»»

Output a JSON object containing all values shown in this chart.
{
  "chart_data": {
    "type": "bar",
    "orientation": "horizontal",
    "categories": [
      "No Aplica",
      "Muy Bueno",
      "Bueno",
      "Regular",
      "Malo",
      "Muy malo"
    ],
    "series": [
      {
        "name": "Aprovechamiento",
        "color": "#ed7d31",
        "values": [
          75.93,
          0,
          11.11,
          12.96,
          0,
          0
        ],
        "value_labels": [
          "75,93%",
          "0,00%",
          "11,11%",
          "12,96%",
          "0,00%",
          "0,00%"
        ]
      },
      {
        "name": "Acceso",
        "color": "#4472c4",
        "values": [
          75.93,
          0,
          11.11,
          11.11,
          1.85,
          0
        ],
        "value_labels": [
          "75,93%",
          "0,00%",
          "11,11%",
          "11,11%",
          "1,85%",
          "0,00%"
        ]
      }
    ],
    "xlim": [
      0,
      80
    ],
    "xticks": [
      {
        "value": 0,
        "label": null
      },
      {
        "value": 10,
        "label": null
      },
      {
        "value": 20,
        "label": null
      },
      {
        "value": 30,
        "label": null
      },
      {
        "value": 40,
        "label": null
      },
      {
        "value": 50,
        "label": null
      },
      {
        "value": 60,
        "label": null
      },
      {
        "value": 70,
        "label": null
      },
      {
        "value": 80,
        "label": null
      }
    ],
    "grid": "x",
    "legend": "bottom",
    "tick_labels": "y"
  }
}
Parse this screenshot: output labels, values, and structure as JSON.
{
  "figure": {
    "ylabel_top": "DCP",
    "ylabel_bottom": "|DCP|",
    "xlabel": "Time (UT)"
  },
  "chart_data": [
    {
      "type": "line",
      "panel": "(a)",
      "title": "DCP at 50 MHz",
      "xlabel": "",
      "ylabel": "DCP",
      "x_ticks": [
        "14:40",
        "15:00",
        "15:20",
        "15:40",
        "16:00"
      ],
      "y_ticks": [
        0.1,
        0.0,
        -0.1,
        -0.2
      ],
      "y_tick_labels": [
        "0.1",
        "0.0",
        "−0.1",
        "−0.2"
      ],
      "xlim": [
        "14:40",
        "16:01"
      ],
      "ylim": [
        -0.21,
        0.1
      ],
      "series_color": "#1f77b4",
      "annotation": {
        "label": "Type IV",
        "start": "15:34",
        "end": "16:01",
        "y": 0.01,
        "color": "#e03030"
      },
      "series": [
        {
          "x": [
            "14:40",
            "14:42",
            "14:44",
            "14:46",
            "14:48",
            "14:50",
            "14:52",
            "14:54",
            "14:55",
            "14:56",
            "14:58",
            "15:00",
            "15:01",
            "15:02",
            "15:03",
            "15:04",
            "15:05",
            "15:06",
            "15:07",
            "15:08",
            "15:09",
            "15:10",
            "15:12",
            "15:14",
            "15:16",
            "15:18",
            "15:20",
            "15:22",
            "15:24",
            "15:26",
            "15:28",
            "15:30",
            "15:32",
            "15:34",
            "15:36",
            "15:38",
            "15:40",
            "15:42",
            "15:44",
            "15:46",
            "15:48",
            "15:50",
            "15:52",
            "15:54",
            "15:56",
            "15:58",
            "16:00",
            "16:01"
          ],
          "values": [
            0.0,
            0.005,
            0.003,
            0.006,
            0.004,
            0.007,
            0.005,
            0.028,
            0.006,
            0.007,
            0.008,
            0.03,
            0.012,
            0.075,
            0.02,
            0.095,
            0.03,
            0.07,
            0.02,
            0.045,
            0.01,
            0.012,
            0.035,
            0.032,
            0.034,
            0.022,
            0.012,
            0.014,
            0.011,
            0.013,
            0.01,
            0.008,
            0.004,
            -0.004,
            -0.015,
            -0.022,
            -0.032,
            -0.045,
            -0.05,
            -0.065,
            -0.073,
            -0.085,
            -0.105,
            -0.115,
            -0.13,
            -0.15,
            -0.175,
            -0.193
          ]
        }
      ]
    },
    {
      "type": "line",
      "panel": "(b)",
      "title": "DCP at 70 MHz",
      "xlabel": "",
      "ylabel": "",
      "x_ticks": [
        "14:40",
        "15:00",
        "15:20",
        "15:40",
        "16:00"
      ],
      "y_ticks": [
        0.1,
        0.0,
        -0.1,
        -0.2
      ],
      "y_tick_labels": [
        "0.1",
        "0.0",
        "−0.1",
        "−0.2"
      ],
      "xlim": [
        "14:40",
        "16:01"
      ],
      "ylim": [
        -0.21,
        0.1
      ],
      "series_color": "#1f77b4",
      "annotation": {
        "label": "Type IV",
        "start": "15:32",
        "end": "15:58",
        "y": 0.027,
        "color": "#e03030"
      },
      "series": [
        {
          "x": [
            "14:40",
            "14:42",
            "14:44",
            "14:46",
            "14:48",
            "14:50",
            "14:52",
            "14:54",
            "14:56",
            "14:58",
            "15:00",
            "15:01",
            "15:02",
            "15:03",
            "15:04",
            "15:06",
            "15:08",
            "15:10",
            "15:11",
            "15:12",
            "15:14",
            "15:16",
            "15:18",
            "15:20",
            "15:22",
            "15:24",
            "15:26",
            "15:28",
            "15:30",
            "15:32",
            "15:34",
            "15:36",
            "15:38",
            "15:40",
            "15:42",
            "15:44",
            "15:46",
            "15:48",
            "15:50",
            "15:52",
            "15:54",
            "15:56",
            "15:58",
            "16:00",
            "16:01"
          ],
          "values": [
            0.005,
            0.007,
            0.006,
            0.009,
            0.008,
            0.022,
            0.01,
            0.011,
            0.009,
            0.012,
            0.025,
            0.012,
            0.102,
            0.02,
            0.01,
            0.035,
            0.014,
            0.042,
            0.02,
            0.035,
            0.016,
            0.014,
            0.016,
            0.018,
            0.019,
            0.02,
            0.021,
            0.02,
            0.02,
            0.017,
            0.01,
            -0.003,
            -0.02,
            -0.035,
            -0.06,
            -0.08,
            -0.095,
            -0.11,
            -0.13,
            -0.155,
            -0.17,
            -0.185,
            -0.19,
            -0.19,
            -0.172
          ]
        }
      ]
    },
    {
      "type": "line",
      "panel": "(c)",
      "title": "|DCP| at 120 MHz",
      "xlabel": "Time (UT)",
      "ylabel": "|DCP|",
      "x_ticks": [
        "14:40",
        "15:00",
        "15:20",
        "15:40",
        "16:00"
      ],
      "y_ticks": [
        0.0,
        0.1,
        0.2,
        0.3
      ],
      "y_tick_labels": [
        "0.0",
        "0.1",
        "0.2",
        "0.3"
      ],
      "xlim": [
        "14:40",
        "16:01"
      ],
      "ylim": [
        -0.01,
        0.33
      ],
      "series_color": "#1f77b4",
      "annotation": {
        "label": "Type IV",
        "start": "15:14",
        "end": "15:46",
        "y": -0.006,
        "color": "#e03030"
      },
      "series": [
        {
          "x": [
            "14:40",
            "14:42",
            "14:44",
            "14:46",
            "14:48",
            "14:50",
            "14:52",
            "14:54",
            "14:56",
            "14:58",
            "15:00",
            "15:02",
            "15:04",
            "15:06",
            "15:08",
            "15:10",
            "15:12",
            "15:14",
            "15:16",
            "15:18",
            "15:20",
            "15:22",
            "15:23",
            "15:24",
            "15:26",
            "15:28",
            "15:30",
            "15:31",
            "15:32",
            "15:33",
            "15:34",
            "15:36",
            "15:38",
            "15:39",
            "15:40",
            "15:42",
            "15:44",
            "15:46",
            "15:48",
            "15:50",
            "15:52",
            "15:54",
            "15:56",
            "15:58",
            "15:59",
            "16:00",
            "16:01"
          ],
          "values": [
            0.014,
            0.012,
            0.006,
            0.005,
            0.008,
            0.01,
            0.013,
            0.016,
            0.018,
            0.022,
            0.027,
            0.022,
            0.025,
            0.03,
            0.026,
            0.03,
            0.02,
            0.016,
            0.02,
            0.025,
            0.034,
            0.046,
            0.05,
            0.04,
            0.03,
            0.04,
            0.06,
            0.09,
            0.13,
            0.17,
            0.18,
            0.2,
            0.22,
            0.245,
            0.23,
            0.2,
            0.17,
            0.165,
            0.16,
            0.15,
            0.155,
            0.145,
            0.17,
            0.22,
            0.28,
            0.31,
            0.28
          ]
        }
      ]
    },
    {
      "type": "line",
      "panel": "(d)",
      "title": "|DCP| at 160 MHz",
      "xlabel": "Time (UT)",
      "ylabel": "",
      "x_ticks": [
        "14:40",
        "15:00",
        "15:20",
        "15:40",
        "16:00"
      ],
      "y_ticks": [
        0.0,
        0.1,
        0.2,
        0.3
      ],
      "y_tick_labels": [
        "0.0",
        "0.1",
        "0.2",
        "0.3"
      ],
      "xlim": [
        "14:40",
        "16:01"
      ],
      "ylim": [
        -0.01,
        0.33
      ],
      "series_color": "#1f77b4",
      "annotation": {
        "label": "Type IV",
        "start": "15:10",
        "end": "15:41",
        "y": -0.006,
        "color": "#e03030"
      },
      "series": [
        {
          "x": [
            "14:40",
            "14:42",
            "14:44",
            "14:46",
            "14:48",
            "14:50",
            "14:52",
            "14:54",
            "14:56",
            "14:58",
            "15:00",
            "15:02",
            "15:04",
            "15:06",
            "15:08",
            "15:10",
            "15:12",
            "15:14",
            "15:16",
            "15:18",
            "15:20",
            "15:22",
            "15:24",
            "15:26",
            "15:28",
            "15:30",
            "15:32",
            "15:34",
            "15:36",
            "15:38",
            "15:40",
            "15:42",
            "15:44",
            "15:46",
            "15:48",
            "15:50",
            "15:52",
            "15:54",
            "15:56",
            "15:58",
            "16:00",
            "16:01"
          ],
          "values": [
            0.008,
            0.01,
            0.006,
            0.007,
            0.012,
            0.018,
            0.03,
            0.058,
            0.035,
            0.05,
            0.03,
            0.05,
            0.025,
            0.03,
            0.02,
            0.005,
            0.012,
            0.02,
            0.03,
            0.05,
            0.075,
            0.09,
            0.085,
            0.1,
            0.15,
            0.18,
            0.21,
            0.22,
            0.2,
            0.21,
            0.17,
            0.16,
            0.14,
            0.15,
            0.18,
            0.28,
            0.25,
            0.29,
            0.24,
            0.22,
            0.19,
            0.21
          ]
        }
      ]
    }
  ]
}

««

Exercise - Copy each line of the listing that includes "title".

Solution to this task -
      "title": "DCP at 50 MHz",
      "title": "DCP at 70 MHz",
      "title": "|DCP| at 120 MHz",
      "title": "|DCP| at 160 MHz",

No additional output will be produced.